- **WHAT THE EXERCISE ASKS**
Write out each line in which the string "death" is present.

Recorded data
--------
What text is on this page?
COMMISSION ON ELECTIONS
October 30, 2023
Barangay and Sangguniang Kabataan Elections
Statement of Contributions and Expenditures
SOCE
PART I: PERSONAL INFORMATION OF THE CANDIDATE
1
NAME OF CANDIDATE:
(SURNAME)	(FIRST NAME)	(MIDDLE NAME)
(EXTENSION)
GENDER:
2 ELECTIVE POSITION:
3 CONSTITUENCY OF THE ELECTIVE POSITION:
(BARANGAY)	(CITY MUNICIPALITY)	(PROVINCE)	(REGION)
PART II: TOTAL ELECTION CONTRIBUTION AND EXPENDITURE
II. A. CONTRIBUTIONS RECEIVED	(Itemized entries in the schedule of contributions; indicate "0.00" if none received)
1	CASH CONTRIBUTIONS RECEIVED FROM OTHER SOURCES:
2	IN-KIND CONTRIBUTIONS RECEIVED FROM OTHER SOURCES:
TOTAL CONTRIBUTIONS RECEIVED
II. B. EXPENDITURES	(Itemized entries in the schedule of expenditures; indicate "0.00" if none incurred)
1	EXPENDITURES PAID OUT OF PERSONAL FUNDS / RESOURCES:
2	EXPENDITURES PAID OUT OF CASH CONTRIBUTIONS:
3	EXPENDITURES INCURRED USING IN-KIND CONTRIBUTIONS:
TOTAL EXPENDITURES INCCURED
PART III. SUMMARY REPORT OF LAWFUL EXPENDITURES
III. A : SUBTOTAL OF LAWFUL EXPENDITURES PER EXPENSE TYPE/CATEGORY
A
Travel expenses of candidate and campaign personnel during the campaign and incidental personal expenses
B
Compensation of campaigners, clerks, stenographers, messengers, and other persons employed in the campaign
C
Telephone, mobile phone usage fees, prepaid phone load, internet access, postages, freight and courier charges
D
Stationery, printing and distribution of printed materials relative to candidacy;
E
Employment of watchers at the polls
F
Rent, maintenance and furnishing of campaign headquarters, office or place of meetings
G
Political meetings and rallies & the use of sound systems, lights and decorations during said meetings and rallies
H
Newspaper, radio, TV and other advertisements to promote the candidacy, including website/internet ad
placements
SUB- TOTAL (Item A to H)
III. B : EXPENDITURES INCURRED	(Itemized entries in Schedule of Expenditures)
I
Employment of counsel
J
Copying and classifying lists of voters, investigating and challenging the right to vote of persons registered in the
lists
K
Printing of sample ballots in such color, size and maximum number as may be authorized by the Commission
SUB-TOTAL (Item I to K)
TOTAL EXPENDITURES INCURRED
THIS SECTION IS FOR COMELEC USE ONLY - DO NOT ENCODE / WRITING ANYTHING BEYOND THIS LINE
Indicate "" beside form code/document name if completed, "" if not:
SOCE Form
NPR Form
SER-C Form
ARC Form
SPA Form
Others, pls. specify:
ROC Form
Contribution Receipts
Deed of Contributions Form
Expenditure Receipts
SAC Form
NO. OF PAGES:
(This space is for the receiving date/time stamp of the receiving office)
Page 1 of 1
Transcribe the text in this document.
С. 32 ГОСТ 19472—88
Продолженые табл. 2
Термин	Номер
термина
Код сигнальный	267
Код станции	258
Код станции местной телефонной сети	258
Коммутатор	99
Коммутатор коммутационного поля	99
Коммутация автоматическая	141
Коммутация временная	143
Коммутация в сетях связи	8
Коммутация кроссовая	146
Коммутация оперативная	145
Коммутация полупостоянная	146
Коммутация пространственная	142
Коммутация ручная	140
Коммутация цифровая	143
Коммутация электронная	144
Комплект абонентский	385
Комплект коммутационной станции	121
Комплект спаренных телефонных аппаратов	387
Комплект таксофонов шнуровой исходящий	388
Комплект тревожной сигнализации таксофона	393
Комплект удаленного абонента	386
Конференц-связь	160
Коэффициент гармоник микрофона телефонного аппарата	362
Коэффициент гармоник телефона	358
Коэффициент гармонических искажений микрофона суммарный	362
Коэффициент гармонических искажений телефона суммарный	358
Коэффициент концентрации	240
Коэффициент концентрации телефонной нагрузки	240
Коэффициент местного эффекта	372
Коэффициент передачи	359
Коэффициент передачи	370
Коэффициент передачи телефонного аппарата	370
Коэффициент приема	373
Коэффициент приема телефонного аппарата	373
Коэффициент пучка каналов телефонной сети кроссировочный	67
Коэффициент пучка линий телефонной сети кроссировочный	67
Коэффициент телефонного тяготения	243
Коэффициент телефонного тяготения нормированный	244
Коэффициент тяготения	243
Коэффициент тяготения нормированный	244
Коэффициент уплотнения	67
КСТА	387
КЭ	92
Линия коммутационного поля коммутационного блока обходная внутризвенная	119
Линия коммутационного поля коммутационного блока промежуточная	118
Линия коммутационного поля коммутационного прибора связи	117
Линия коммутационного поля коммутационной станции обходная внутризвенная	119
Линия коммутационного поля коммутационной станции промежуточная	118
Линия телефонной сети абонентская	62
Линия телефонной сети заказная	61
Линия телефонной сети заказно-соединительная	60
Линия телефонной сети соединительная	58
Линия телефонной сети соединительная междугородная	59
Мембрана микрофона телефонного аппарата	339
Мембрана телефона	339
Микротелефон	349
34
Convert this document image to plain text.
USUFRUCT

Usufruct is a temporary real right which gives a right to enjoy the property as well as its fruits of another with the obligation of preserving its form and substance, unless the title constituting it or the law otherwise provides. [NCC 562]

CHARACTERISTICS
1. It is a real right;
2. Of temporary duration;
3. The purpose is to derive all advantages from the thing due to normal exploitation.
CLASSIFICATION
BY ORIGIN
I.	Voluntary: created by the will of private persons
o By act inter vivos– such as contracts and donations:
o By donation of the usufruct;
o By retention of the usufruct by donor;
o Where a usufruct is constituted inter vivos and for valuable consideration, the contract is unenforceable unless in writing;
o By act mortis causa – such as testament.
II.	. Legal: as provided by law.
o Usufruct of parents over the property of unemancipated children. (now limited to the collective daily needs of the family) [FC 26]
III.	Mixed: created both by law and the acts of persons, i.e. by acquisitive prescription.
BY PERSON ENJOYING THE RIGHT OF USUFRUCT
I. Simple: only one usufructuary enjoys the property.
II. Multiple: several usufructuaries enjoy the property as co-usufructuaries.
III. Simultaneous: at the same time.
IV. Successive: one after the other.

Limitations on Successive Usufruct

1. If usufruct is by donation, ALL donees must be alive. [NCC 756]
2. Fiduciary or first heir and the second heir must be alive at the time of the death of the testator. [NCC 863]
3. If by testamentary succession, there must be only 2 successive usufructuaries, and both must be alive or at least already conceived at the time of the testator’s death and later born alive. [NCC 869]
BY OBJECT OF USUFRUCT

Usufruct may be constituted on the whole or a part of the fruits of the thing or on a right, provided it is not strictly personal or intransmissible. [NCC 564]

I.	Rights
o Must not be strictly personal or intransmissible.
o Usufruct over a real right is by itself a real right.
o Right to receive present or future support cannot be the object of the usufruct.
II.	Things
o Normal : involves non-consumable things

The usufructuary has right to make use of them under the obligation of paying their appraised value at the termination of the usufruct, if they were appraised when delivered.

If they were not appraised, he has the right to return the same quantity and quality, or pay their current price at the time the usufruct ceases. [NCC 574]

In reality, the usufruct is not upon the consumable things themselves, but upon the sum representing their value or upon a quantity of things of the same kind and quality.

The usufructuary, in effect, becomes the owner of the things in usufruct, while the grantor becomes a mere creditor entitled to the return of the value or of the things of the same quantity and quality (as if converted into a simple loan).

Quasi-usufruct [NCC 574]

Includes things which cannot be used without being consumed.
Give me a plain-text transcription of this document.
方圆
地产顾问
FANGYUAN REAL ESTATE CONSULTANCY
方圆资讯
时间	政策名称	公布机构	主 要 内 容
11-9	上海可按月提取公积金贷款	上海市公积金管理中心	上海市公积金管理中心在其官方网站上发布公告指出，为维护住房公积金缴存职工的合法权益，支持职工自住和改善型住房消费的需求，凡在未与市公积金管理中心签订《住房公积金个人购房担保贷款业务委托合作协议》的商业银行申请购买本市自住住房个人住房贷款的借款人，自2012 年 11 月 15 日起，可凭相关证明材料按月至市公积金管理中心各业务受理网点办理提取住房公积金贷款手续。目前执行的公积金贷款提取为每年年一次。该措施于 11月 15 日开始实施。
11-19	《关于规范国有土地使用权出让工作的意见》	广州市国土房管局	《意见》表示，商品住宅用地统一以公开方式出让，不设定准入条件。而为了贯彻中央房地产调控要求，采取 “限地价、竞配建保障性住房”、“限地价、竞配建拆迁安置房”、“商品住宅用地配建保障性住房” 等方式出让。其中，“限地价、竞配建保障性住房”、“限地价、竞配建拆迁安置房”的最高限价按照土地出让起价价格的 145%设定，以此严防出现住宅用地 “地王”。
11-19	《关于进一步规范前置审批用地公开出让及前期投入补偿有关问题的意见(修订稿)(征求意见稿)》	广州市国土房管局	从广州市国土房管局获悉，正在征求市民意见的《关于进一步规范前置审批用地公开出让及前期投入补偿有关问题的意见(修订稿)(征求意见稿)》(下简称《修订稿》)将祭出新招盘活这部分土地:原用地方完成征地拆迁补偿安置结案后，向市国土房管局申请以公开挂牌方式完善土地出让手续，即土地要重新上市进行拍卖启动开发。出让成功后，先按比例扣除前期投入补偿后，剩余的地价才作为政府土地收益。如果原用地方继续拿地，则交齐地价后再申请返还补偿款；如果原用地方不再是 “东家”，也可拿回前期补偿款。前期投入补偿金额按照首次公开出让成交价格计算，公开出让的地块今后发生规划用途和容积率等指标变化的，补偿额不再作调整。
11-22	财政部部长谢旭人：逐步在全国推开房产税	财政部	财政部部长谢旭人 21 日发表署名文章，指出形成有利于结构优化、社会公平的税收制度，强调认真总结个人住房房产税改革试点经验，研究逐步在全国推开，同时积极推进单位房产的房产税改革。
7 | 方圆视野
--------
- **RESULT OF THE EXERCISE**
2. Fiduciary or first heir and the second heir must be alive at the time of the death of the testator. [NCC 863]
3. If by testamentary succession, there must be only 2 successive usufructuaries, and both must be alive or at least already conceived at the time of the testator’s death and later born alive. [NCC 869]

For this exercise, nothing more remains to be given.